PROVIDED DATA =>
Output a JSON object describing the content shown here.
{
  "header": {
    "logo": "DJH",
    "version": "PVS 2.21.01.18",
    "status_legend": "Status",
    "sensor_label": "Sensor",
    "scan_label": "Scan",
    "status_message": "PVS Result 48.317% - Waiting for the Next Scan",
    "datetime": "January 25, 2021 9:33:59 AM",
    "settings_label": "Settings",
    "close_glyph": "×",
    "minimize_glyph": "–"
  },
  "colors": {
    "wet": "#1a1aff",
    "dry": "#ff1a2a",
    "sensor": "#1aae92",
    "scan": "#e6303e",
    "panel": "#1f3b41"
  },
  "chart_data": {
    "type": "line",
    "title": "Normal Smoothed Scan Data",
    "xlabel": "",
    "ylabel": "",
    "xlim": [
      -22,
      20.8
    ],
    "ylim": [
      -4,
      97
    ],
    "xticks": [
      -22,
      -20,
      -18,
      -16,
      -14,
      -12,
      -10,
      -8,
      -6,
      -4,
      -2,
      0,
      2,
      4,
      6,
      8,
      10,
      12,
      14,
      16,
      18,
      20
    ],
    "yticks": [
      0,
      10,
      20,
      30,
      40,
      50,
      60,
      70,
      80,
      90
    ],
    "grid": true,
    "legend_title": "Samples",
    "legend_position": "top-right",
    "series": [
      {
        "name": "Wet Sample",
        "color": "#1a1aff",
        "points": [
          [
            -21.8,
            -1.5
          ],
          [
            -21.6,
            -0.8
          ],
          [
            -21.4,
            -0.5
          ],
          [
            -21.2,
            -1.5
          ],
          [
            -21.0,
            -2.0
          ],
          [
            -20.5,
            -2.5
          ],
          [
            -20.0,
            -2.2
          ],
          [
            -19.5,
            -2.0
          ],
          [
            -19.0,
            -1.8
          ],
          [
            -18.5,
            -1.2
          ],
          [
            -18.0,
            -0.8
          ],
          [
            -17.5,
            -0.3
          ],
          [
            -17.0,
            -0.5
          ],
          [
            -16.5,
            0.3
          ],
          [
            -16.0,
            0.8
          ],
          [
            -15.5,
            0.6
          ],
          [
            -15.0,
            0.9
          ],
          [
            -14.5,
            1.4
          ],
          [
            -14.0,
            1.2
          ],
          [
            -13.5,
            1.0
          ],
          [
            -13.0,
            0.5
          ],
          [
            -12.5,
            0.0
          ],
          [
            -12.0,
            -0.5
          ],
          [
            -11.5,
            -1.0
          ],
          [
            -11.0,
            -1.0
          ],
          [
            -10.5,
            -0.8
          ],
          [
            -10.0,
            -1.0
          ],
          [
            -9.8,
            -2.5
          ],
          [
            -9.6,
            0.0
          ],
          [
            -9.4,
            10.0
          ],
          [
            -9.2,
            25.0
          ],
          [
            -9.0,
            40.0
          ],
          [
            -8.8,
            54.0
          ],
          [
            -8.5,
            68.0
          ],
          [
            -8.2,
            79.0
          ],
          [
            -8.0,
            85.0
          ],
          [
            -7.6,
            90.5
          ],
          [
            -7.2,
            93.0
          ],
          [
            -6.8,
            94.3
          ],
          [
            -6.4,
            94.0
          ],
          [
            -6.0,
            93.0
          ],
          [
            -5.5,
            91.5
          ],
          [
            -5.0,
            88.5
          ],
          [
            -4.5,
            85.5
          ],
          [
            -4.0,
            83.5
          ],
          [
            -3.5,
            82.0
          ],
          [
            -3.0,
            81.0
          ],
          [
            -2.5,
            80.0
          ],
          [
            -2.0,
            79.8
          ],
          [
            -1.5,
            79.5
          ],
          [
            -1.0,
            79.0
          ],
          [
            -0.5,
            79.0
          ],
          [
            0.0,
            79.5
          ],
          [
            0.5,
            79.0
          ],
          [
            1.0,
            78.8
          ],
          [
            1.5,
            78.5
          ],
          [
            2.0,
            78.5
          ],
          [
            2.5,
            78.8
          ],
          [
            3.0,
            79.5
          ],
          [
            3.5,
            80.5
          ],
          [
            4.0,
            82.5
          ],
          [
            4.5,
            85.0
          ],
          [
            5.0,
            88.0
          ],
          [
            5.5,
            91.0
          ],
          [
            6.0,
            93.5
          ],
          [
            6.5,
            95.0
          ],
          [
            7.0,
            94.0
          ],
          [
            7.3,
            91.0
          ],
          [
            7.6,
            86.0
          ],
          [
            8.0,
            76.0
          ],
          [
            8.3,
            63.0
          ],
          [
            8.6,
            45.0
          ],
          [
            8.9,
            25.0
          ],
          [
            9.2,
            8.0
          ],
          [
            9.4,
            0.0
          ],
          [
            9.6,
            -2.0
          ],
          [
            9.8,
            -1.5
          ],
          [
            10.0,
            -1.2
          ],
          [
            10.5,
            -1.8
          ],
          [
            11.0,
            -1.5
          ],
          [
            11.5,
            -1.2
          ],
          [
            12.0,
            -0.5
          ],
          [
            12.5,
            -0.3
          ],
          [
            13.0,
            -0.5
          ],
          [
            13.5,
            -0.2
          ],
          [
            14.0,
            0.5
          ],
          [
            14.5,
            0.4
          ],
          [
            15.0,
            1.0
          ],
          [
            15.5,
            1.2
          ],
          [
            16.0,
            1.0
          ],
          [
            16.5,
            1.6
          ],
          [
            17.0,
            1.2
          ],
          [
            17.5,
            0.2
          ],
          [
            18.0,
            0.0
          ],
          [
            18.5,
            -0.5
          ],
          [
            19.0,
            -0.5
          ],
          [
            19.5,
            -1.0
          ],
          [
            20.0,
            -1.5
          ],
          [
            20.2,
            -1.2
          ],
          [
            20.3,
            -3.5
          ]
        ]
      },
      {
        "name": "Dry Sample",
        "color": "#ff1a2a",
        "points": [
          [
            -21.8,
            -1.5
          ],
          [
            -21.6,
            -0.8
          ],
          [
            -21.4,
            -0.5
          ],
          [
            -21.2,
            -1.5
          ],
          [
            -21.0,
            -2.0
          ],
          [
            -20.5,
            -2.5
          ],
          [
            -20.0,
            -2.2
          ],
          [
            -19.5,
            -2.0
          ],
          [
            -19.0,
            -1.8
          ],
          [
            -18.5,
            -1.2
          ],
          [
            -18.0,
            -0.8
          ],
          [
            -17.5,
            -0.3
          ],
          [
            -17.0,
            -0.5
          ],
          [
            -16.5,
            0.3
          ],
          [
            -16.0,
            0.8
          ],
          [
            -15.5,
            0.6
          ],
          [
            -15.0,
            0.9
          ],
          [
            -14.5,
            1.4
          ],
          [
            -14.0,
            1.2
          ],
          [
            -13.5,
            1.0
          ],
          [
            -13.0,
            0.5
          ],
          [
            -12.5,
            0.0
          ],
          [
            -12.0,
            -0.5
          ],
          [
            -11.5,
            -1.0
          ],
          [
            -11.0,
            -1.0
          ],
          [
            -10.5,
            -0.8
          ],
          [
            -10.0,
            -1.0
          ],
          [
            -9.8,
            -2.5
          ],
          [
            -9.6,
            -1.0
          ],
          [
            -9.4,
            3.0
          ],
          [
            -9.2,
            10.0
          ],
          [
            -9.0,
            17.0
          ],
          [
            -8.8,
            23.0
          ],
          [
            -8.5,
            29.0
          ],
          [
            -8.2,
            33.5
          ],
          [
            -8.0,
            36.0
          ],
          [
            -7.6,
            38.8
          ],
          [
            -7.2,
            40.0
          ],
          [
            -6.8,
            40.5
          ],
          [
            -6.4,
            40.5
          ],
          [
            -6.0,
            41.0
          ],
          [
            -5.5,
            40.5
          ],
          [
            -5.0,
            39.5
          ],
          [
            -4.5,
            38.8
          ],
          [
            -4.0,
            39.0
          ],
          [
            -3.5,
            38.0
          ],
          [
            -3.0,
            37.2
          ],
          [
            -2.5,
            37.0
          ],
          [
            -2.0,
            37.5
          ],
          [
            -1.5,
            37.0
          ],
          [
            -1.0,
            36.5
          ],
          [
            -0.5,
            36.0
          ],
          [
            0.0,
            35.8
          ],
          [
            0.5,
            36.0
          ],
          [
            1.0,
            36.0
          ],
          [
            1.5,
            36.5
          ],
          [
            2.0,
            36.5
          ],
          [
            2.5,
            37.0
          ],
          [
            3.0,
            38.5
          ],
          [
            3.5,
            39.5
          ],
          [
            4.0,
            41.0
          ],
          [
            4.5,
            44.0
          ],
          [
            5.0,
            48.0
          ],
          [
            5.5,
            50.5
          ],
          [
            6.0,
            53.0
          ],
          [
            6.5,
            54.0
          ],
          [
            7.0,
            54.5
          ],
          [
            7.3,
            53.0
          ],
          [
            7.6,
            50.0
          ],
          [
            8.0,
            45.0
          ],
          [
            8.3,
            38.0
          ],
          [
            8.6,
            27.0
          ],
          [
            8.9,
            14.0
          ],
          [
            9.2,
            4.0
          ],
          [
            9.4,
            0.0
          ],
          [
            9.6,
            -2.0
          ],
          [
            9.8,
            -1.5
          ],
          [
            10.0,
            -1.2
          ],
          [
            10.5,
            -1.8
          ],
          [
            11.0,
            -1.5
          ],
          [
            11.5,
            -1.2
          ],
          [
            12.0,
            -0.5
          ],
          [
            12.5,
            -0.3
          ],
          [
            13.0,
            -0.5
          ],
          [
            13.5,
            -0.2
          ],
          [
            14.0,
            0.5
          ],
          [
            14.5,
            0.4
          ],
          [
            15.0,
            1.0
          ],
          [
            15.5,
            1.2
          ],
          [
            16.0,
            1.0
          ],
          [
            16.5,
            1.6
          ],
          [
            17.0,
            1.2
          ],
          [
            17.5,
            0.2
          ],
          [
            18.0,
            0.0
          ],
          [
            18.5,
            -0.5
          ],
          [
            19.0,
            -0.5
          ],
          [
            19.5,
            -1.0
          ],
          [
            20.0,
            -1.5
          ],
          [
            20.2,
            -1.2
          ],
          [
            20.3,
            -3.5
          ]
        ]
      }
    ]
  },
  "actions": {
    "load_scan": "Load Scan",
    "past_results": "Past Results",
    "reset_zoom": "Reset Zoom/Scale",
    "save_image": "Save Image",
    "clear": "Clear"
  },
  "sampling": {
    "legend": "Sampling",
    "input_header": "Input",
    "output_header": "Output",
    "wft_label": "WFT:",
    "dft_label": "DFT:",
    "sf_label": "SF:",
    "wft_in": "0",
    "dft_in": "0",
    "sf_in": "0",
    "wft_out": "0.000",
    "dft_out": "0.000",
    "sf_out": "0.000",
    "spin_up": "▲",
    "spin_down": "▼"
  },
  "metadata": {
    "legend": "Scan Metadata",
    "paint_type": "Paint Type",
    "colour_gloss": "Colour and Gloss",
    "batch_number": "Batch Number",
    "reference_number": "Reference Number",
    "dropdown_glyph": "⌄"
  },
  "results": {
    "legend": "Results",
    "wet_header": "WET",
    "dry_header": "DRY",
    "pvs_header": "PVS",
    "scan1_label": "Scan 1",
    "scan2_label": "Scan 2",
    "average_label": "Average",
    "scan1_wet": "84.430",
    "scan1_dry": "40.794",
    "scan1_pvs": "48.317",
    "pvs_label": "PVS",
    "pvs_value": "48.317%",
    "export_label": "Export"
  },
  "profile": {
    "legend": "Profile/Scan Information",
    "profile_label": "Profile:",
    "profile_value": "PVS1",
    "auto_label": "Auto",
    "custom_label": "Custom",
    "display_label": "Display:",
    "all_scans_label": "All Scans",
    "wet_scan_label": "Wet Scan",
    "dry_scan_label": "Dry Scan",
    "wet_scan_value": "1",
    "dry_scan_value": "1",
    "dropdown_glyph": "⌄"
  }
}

TASK => Go over the records above and tally each line that includes "Output". Give the total by itself.

COMPLETE RESPONSE => 2